-- EXCERPTED DATA start --

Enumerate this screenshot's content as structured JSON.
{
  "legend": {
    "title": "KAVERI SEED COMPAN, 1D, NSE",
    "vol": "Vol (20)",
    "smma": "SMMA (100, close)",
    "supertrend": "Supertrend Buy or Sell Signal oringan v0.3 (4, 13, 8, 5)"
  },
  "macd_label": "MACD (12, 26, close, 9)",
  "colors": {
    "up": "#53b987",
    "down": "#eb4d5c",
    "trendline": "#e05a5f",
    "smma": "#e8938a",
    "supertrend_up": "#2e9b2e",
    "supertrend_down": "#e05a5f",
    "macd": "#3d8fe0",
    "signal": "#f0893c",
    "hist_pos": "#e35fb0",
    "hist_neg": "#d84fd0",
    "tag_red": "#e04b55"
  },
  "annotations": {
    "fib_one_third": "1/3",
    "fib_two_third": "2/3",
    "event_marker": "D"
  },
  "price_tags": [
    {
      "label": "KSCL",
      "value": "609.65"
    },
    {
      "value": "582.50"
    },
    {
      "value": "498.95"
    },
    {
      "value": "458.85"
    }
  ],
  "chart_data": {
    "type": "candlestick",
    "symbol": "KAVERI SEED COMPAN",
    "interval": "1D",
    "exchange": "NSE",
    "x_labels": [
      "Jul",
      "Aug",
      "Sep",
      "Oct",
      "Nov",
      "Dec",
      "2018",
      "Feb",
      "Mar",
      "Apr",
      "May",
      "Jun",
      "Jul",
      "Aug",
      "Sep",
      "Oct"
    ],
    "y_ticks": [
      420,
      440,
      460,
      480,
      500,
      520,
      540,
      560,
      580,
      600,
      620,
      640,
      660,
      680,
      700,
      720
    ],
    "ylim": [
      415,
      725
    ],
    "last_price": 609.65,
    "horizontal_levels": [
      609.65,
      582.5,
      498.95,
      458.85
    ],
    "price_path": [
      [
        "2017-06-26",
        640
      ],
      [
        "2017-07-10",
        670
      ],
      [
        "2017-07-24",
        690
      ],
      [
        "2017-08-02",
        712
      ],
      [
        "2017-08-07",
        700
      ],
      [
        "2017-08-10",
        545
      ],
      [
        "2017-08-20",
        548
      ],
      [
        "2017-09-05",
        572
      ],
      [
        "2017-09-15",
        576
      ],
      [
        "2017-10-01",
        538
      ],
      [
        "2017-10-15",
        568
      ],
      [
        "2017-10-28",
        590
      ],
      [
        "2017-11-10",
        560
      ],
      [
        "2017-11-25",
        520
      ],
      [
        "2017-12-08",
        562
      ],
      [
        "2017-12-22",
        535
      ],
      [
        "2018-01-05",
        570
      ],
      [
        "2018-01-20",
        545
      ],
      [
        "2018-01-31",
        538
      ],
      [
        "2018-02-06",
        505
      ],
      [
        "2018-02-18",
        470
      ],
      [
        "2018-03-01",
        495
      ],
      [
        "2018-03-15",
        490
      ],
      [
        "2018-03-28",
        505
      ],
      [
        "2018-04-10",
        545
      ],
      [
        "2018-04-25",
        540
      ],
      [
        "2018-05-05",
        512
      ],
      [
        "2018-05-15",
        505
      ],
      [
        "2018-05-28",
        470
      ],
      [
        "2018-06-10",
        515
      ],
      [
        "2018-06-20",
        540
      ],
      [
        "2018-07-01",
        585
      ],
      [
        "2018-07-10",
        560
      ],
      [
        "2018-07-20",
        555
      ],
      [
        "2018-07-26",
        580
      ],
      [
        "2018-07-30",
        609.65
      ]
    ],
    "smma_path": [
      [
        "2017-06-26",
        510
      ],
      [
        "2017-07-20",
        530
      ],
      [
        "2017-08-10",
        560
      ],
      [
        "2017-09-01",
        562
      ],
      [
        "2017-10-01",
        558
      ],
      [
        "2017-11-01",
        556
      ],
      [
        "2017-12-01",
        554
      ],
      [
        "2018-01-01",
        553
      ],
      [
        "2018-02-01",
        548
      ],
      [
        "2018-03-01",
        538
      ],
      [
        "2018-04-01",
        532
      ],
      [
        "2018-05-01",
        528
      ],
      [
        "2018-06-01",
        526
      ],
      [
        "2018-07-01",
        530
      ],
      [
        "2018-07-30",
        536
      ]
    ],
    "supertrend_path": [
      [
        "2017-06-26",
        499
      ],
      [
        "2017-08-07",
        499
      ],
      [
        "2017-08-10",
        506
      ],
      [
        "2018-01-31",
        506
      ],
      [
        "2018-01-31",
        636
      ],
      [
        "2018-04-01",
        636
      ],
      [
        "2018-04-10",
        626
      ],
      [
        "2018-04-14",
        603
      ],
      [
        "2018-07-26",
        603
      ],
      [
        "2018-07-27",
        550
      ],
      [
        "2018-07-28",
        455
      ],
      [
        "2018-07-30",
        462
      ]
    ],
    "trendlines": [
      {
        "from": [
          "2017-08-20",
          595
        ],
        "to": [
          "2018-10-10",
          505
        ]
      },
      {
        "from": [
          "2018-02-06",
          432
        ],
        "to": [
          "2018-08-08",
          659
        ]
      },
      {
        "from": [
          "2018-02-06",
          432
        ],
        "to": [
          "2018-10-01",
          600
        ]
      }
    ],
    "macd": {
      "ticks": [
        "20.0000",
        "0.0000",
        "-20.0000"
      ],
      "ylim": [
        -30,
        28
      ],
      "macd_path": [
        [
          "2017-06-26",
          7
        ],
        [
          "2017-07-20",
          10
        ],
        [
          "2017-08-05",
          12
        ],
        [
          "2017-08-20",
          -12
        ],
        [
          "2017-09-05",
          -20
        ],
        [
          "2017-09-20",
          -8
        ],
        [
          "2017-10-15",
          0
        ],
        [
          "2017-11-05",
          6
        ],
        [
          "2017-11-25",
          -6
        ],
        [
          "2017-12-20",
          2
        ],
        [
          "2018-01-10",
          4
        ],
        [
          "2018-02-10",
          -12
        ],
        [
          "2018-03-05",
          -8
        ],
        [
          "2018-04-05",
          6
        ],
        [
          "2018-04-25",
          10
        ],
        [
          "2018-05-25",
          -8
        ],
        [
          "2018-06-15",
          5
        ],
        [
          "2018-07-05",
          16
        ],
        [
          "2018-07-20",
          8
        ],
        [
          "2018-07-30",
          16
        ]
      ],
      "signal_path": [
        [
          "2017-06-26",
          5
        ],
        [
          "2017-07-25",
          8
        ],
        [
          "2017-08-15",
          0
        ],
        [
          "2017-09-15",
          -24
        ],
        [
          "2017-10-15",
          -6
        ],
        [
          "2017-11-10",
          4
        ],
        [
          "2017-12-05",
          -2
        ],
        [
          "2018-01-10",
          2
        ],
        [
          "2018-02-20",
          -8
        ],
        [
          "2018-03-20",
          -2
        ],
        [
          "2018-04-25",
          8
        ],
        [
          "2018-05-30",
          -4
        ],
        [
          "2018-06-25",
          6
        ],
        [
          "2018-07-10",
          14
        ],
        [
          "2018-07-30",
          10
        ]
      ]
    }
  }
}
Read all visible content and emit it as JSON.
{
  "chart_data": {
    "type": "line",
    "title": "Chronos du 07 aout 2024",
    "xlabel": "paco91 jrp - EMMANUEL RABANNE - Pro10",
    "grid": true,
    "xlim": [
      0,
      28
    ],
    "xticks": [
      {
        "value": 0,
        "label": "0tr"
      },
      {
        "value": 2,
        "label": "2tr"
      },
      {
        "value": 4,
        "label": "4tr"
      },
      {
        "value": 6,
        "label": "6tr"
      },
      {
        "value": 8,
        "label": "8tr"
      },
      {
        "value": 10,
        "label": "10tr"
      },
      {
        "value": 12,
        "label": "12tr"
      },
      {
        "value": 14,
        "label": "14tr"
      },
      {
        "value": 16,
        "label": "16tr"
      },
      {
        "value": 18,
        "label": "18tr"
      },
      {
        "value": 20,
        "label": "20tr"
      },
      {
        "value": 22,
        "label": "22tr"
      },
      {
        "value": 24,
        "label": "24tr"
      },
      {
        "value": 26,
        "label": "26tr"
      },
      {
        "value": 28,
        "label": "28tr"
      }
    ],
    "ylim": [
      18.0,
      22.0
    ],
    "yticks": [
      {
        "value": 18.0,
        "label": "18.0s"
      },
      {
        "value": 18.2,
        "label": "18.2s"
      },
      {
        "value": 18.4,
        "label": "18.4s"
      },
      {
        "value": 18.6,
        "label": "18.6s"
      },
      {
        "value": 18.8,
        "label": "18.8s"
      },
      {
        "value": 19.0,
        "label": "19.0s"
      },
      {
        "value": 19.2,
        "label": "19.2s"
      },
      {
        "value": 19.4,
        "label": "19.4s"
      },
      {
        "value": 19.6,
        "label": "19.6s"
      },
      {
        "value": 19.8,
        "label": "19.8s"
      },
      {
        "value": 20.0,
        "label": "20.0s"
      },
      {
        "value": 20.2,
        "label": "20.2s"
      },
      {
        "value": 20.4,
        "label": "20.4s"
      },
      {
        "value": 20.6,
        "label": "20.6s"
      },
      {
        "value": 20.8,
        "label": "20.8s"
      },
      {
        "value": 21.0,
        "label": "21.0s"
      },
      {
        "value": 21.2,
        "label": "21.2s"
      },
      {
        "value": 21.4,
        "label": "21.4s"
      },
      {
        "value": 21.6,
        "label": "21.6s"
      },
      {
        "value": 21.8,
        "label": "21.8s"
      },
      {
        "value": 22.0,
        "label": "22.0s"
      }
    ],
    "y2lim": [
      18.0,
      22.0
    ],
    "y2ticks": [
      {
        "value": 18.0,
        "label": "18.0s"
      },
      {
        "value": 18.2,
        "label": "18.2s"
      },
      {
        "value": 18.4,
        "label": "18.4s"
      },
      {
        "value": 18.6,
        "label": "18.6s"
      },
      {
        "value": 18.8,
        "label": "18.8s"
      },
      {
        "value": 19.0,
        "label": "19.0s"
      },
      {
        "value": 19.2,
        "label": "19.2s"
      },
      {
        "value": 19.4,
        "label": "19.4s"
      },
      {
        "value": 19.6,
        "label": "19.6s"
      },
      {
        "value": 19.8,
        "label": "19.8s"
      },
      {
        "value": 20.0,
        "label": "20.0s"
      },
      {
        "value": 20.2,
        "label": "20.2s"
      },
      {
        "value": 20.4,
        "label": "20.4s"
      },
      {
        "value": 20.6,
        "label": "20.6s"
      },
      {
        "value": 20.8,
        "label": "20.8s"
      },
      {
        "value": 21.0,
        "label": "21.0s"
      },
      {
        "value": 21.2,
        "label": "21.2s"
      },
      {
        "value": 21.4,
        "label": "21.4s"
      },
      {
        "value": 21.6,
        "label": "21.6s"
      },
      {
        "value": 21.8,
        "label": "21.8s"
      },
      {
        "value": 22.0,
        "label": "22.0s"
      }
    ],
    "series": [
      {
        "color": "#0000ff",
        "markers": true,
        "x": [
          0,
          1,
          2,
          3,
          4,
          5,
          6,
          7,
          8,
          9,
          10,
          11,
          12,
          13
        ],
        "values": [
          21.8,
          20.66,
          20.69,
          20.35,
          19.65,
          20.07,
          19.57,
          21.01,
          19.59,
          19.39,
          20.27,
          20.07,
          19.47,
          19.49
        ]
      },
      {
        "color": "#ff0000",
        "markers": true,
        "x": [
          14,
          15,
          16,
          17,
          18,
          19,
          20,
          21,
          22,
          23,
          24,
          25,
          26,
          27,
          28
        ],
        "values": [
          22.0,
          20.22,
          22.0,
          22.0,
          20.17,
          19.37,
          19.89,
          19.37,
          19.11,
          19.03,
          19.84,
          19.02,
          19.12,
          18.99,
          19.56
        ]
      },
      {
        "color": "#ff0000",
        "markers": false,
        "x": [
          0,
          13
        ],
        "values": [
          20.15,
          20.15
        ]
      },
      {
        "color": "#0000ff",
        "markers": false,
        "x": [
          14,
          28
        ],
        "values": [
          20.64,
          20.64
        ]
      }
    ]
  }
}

-- EXCERPTED DATA end --

**GIVEN EXERCISE**
Say, as a bare number, how many lines in the entries above include the string "KAVERI".

**ANSWER TO THE EXERCISE**
2